++++ MATERIAL PROVIDED
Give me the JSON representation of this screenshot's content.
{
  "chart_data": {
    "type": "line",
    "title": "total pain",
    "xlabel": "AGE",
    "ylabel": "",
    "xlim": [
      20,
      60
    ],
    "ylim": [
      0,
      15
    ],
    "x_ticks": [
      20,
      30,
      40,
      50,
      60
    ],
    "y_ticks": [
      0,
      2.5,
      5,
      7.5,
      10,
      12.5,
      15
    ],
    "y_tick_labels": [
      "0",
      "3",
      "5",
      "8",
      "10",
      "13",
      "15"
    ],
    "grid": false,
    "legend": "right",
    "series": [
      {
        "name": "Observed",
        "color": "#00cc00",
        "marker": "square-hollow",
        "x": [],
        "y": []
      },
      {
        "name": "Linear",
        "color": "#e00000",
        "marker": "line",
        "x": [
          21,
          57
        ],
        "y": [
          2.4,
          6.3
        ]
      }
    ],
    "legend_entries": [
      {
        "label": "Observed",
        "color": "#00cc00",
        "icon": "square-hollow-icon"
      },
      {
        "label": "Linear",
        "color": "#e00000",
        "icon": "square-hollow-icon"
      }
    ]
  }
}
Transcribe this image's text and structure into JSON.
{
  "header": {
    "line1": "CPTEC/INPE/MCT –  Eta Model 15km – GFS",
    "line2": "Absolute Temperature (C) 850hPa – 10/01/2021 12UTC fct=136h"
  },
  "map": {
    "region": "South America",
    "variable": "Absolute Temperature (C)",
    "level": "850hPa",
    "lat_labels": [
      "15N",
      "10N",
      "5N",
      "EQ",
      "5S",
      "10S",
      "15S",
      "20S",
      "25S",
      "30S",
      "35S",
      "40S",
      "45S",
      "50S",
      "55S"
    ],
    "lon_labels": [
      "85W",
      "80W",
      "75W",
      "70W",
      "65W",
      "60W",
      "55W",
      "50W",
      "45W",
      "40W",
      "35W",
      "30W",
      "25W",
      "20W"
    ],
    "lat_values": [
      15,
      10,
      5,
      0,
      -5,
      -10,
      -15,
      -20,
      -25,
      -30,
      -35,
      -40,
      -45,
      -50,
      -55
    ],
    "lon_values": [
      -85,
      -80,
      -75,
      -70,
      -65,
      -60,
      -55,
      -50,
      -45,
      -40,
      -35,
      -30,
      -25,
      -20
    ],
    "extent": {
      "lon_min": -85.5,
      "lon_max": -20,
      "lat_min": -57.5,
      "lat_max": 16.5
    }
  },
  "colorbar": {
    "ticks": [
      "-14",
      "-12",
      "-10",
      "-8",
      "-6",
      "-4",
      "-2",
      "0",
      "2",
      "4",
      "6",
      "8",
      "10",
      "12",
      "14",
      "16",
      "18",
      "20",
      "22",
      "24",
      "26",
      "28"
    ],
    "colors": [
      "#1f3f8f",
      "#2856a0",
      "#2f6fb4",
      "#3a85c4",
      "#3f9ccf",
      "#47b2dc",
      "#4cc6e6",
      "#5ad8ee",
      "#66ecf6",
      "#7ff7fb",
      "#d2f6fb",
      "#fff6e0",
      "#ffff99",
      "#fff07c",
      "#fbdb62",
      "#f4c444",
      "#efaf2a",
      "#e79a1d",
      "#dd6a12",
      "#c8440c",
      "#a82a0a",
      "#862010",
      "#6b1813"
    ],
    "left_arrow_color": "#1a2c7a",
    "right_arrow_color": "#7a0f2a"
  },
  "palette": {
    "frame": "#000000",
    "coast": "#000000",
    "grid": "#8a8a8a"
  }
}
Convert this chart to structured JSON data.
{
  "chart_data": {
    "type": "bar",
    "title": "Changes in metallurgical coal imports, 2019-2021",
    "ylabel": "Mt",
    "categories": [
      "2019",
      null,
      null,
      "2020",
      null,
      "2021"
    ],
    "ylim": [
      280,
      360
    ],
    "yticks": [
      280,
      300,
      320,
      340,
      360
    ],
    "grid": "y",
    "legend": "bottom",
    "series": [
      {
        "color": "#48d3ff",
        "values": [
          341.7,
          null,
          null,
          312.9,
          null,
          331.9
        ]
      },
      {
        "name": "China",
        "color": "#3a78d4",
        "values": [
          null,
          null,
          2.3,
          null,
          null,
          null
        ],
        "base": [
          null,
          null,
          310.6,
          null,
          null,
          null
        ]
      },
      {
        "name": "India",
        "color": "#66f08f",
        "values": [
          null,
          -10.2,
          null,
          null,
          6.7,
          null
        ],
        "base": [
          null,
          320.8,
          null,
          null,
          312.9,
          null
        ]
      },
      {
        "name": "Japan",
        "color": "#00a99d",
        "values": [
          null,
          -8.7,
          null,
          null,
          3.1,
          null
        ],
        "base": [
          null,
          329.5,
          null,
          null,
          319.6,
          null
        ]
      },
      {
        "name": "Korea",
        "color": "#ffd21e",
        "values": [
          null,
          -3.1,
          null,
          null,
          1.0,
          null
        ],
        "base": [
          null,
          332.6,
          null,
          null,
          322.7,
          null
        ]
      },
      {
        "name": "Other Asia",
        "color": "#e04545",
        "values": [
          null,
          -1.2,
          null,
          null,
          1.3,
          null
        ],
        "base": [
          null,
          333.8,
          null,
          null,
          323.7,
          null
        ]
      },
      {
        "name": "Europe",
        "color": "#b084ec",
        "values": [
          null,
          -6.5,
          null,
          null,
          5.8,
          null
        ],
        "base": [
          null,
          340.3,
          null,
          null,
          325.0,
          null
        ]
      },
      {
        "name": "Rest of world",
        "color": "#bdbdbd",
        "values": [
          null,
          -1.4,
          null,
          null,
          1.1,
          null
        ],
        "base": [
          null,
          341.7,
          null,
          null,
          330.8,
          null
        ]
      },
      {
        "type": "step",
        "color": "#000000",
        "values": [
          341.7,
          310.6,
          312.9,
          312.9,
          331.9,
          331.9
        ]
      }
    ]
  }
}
++++++++
GIVEN TASK
Copy every line verbatim.

CORRECT ANSWER
Give me the JSON representation of this screenshot's content.
{
  "chart_data": {
    "type": "line",
    "title": "total pain",
    "xlabel": "AGE",
    "ylabel": "",
    "xlim": [
      20,
      60
    ],
    "ylim": [
      0,
      15
    ],
    "x_ticks": [
      20,
      30,
      40,
      50,
      60
    ],
    "y_ticks": [
      0,
      2.5,
      5,
      7.5,
      10,
      12.5,
      15
    ],
    "y_tick_labels": [
      "0",
      "3",
      "5",
      "8",
      "10",
      "13",
      "15"
    ],
    "grid": false,
    "legend": "right",
    "series": [
      {
        "name": "Observed",
        "color": "#00cc00",
        "marker": "square-hollow",
        "x": [],
        "y": []
      },
      {
        "name": "Linear",
        "color": "#e00000",
        "marker": "line",
        "x": [
          21,
          57
        ],
        "y": [
          2.4,
          6.3
        ]
      }
    ],
    "legend_entries": [
      {
        "label": "Observed",
        "color": "#00cc00",
        "icon": "square-hollow-icon"
      },
      {
        "label": "Linear",
        "color": "#e00000",
        "icon": "square-hollow-icon"
      }
    ]
  }
}
Transcribe this image's text and structure into JSON.
{
  "header": {
    "line1": "CPTEC/INPE/MCT –  Eta Model 15km – GFS",
    "line2": "Absolute Temperature (C) 850hPa – 10/01/2021 12UTC fct=136h"
  },
  "map": {
    "region": "South America",
    "variable": "Absolute Temperature (C)",
    "level": "850hPa",
    "lat_labels": [
      "15N",
      "10N",
      "5N",
      "EQ",
      "5S",
      "10S",
      "15S",
      "20S",
      "25S",
      "30S",
      "35S",
      "40S",
      "45S",
      "50S",
      "55S"
    ],
    "lon_labels": [
      "85W",
      "80W",
      "75W",
      "70W",
      "65W",
      "60W",
      "55W",
      "50W",
      "45W",
      "40W",
      "35W",
      "30W",
      "25W",
      "20W"
    ],
    "lat_values": [
      15,
      10,
      5,
      0,
      -5,
      -10,
      -15,
      -20,
      -25,
      -30,
      -35,
      -40,
      -45,
      -50,
      -55
    ],
    "lon_values": [
      -85,
      -80,
      -75,
      -70,
      -65,
      -60,
      -55,
      -50,
      -45,
      -40,
      -35,
      -30,
      -25,
      -20
    ],
    "extent": {
      "lon_min": -85.5,
      "lon_max": -20,
      "lat_min": -57.5,
      "lat_max": 16.5
    }
  },
  "colorbar": {
    "ticks": [
      "-14",
      "-12",
      "-10",
      "-8",
      "-6",
      "-4",
      "-2",
      "0",
      "2",
      "4",
      "6",
      "8",
      "10",
      "12",
      "14",
      "16",
      "18",
      "20",
      "22",
      "24",
      "26",
      "28"
    ],
    "colors": [
      "#1f3f8f",
      "#2856a0",
      "#2f6fb4",
      "#3a85c4",
      "#3f9ccf",
      "#47b2dc",
      "#4cc6e6",
      "#5ad8ee",
      "#66ecf6",
      "#7ff7fb",
      "#d2f6fb",
      "#fff6e0",
      "#ffff99",
      "#fff07c",
      "#fbdb62",
      "#f4c444",
      "#efaf2a",
      "#e79a1d",
      "#dd6a12",
      "#c8440c",
      "#a82a0a",
      "#862010",
      "#6b1813"
    ],
    "left_arrow_color": "#1a2c7a",
    "right_arrow_color": "#7a0f2a"
  },
  "palette": {
    "frame": "#000000",
    "coast": "#000000",
    "grid": "#8a8a8a"
  }
}
Convert this chart to structured JSON data.
{
  "chart_data": {
    "type": "bar",
    "title": "Changes in metallurgical coal imports, 2019-2021",
    "ylabel": "Mt",
    "categories": [
      "2019",
      null,
      null,
      "2020",
      null,
      "2021"
    ],
    "ylim": [
      280,
      360
    ],
    "yticks": [
      280,
      300,
      320,
      340,
      360
    ],
    "grid": "y",
    "legend": "bottom",
    "series": [
      {
        "color": "#48d3ff",
        "values": [
          341.7,
          null,
          null,
          312.9,
          null,
          331.9
        ]
      },
      {
        "name": "China",
        "color": "#3a78d4",
        "values": [
          null,
          null,
          2.3,
          null,
          null,
          null
        ],
        "base": [
          null,
          null,
          310.6,
          null,
          null,
          null
        ]
      },
      {
        "name": "India",
        "color": "#66f08f",
        "values": [
          null,
          -10.2,
          null,
          null,
          6.7,
          null
        ],
        "base": [
          null,
          320.8,
          null,
          null,
          312.9,
          null
        ]
      },
      {
        "name": "Japan",
        "color": "#00a99d",
        "values": [
          null,
          -8.7,
          null,
          null,
          3.1,
          null
        ],
        "base": [
          null,
          329.5,
          null,
          null,
          319.6,
          null
        ]
      },
      {
        "name": "Korea",
        "color": "#ffd21e",
        "values": [
          null,
          -3.1,
          null,
          null,
          1.0,
          null
        ],
        "base": [
          null,
          332.6,
          null,
          null,
          322.7,
          null
        ]
      },
      {
        "name": "Other Asia",
        "color": "#e04545",
        "values": [
          null,
          -1.2,
          null,
          null,
          1.3,
          null
        ],
        "base": [
          null,
          333.8,
          null,
          null,
          323.7,
          null
        ]
      },
      {
        "name": "Europe",
        "color": "#b084ec",
        "values": [
          null,
          -6.5,
          null,
          null,
          5.8,
          null
        ],
        "base": [
          null,
          340.3,
          null,
          null,
          325.0,
          null
        ]
      },
      {
        "name": "Rest of world",
        "color": "#bdbdbd",
        "values": [
          null,
          -1.4,
          null,
          null,
          1.1,
          null
        ],
        "base": [
          null,
          341.7,
          null,
          null,
          330.8,
          null
        ]
      },
      {
        "type": "step",
        "color": "#000000",
        "values": [
          341.7,
          310.6,
          312.9,
          312.9,
          331.9,
          331.9
        ]
      }
    ]
  }
}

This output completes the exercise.